Collected data entries
= Beginning of Section =

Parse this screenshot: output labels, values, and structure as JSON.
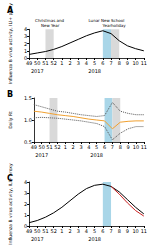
{
  "chart_data": [
    {
      "type": "line",
      "title": "A",
      "categories": [
        "49",
        "50",
        "51",
        "52",
        "1",
        "2",
        "3",
        "4",
        "5",
        "6",
        "7",
        "8",
        "9",
        "10",
        "11"
      ],
      "year_labels": [
        {
          "text": "2017",
          "category": "50"
        },
        {
          "text": "2018",
          "category": "5"
        }
      ],
      "shading": [
        {
          "from": "51",
          "to": "52",
          "color": "#d9d9d9",
          "label": "Christmas and New Year"
        },
        {
          "from": "6",
          "to": "7",
          "color": "#a9d6e8",
          "label": "Lunar New Year"
        },
        {
          "from": "7",
          "to": "8",
          "color": "#d9d9d9",
          "label": "School holiday"
        }
      ],
      "y_label": "Influenza B virus activity, ILI+ proxy",
      "ylim": [
        0,
        4
      ],
      "yticks": [
        0,
        1,
        2,
        3,
        4
      ],
      "grid": false,
      "series": [
        {
          "color": "#000000",
          "line_style": "solid",
          "values": [
            0.5,
            0.7,
            0.9,
            1.2,
            1.6,
            2.1,
            2.6,
            3.1,
            3.5,
            3.8,
            3.4,
            2.4,
            1.7,
            1.3,
            1.0
          ]
        }
      ]
    },
    {
      "type": "line",
      "title": "B",
      "categories": [
        "49",
        "50",
        "51",
        "52",
        "1",
        "2",
        "3",
        "4",
        "5",
        "6",
        "7",
        "8",
        "9",
        "10",
        "11"
      ],
      "year_labels": [
        {
          "text": "2017",
          "category": "50"
        },
        {
          "text": "2018",
          "category": "5"
        }
      ],
      "shading": [
        {
          "from": "51",
          "to": "52",
          "color": "#d9d9d9"
        },
        {
          "from": "6",
          "to": "7",
          "color": "#a9d6e8"
        },
        {
          "from": "7",
          "to": "8",
          "color": "#d9d9d9"
        }
      ],
      "y_label": "Daily Rt",
      "ylim": [
        0.5,
        1.5
      ],
      "yticks": [
        {
          "value": 0.5,
          "label": "0.5"
        },
        {
          "value": 1,
          "label": "1.0"
        },
        {
          "value": 1.5,
          "label": "1.5"
        }
      ],
      "grid": false,
      "series": [
        {
          "color": "#555555",
          "line_style": "dotted",
          "values": [
            1.35,
            1.3,
            1.25,
            1.2,
            1.18,
            1.15,
            1.12,
            1.1,
            1.08,
            1.1,
            1.4,
            1.2,
            1.15,
            1.12,
            1.12
          ]
        },
        {
          "color": "#555555",
          "line_style": "dotted",
          "values": [
            1.05,
            1.06,
            1.05,
            1.04,
            1.02,
            1.0,
            0.98,
            0.95,
            0.92,
            0.85,
            0.55,
            0.7,
            0.8,
            0.85,
            0.85
          ]
        },
        {
          "color": "#f0a030",
          "line_style": "solid",
          "values": [
            1.2,
            1.18,
            1.15,
            1.12,
            1.1,
            1.08,
            1.05,
            1.02,
            1.0,
            0.98,
            0.8,
            0.95,
            0.97,
            0.98,
            0.98
          ]
        }
      ]
    },
    {
      "type": "line",
      "title": "C",
      "categories": [
        "49",
        "50",
        "51",
        "52",
        "1",
        "2",
        "3",
        "4",
        "5",
        "6",
        "7",
        "8",
        "9",
        "10",
        "11"
      ],
      "year_labels": [
        {
          "text": "2017",
          "category": "50"
        },
        {
          "text": "2018",
          "category": "5"
        }
      ],
      "shading": [
        {
          "from": "6",
          "to": "7",
          "color": "#a9d6e8"
        }
      ],
      "y_label": "Influenza B virus activity, ILI+ proxy",
      "ylim": [
        0,
        4
      ],
      "yticks": [
        0,
        1,
        2,
        3,
        4
      ],
      "grid": false,
      "series": [
        {
          "color": "#000000",
          "line_style": "solid",
          "values": [
            0.3,
            0.5,
            0.8,
            1.2,
            1.7,
            2.3,
            2.9,
            3.4,
            3.7,
            3.8,
            3.6,
            3.1,
            2.4,
            1.7,
            1.1
          ]
        },
        {
          "color": "#cc2222",
          "line_style": "solid",
          "values": [
            null,
            null,
            null,
            null,
            null,
            null,
            null,
            null,
            null,
            null,
            3.6,
            2.9,
            2.1,
            1.4,
            0.9
          ]
        }
      ]
    }
  ]
}
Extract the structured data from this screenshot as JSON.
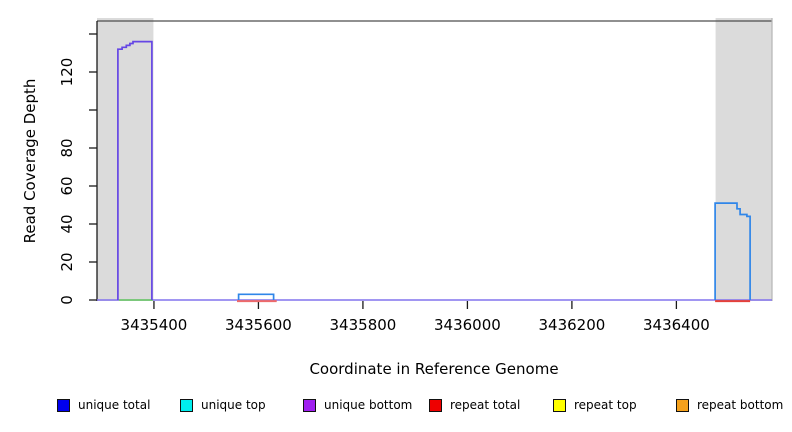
{
  "chart_data": {
    "type": "line",
    "title": "",
    "xlabel": "Coordinate in Reference Genome",
    "ylabel": "Read Coverage Depth",
    "xlim": [
      3435291,
      3436583
    ],
    "ylim": [
      0,
      140
    ],
    "grid": "off",
    "x_ticks": [
      {
        "value": 3435400,
        "label": "3435400"
      },
      {
        "value": 3435600,
        "label": "3435600"
      },
      {
        "value": 3435800,
        "label": "3435800"
      },
      {
        "value": 3436000,
        "label": "3436000"
      },
      {
        "value": 3436200,
        "label": "3436200"
      },
      {
        "value": 3436400,
        "label": "3436400"
      }
    ],
    "y_ticks": [
      {
        "value": 0,
        "label": "0"
      },
      {
        "value": 20,
        "label": "20"
      },
      {
        "value": 40,
        "label": "40"
      },
      {
        "value": 60,
        "label": "60"
      },
      {
        "value": 80,
        "label": "80"
      },
      {
        "value": 100,
        "label": ""
      },
      {
        "value": 120,
        "label": "120"
      },
      {
        "value": 140,
        "label": ""
      }
    ],
    "shaded_regions": [
      {
        "x0": 3435291,
        "x1": 3435399,
        "color": "#DBDBDB"
      },
      {
        "x0": 3436475,
        "x1": 3436583,
        "color": "#DBDBDB"
      }
    ],
    "series": [
      {
        "name": "zero-baseline",
        "color": "#8273EE",
        "width": 1.6,
        "points": [
          [
            3435291,
            0
          ],
          [
            3436583,
            0
          ]
        ]
      },
      {
        "name": "zero-overlap-left-green",
        "color": "#7CC87C",
        "width": 2,
        "points": [
          [
            3435333,
            0
          ],
          [
            3435398,
            0
          ]
        ]
      },
      {
        "name": "zero-repeat-mid-red",
        "color": "#EE6A6A",
        "width": 2,
        "points": [
          [
            3435559,
            -0.6
          ],
          [
            3435635,
            -0.6
          ]
        ]
      },
      {
        "name": "zero-repeat-right-red",
        "color": "#E5413A",
        "width": 2,
        "points": [
          [
            3436474,
            -0.6
          ],
          [
            3436541,
            -0.6
          ]
        ]
      },
      {
        "name": "unique-bottom-left-peak",
        "color": "#6546E5",
        "width": 1.7,
        "points": [
          [
            3435331,
            0
          ],
          [
            3435331,
            132
          ],
          [
            3435339,
            132
          ],
          [
            3435339,
            133
          ],
          [
            3435347,
            133
          ],
          [
            3435347,
            134
          ],
          [
            3435354,
            134
          ],
          [
            3435354,
            135
          ],
          [
            3435360,
            135
          ],
          [
            3435360,
            136
          ],
          [
            3435396,
            136
          ],
          [
            3435396,
            0
          ]
        ]
      },
      {
        "name": "unique-total-small-bump",
        "color": "#2F86E9",
        "width": 1.7,
        "points": [
          [
            3435562,
            0
          ],
          [
            3435562,
            3
          ],
          [
            3435629,
            3
          ],
          [
            3435629,
            0
          ]
        ]
      },
      {
        "name": "unique-total-right-peak",
        "color": "#2F86E9",
        "width": 1.7,
        "points": [
          [
            3436474,
            0
          ],
          [
            3436474,
            51
          ],
          [
            3436516,
            51
          ],
          [
            3436516,
            48
          ],
          [
            3436522,
            48
          ],
          [
            3436522,
            45
          ],
          [
            3436535,
            45
          ],
          [
            3436535,
            44
          ],
          [
            3436541,
            44
          ],
          [
            3436541,
            0
          ]
        ]
      }
    ],
    "legend_position": "bottom",
    "legend": [
      {
        "label": "unique total",
        "color": "#0000EE"
      },
      {
        "label": "unique top",
        "color": "#00EEEE"
      },
      {
        "label": "unique bottom",
        "color": "#A020F0"
      },
      {
        "label": "repeat total",
        "color": "#EE0000"
      },
      {
        "label": "repeat top",
        "color": "#FFFF00"
      },
      {
        "label": "repeat bottom",
        "color": "#F5A11C"
      }
    ],
    "colors": {
      "shaded_band": "#DBDBDB",
      "box_top": "#4D4D4D",
      "axis": "#1A1A1A",
      "box_right": "#B4B4B4",
      "text": "#000000"
    }
  }
}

= End of Section =

* _Requirement_: Out of the preceding entries, pull every line containing the string "unique".

* _Response area_:
        "name": "unique-bottom-left-peak",
        "name": "unique-total-small-bump",
        "name": "unique-total-right-peak",
        "label": "unique total",
        "label": "unique top",
        "label": "unique bottom",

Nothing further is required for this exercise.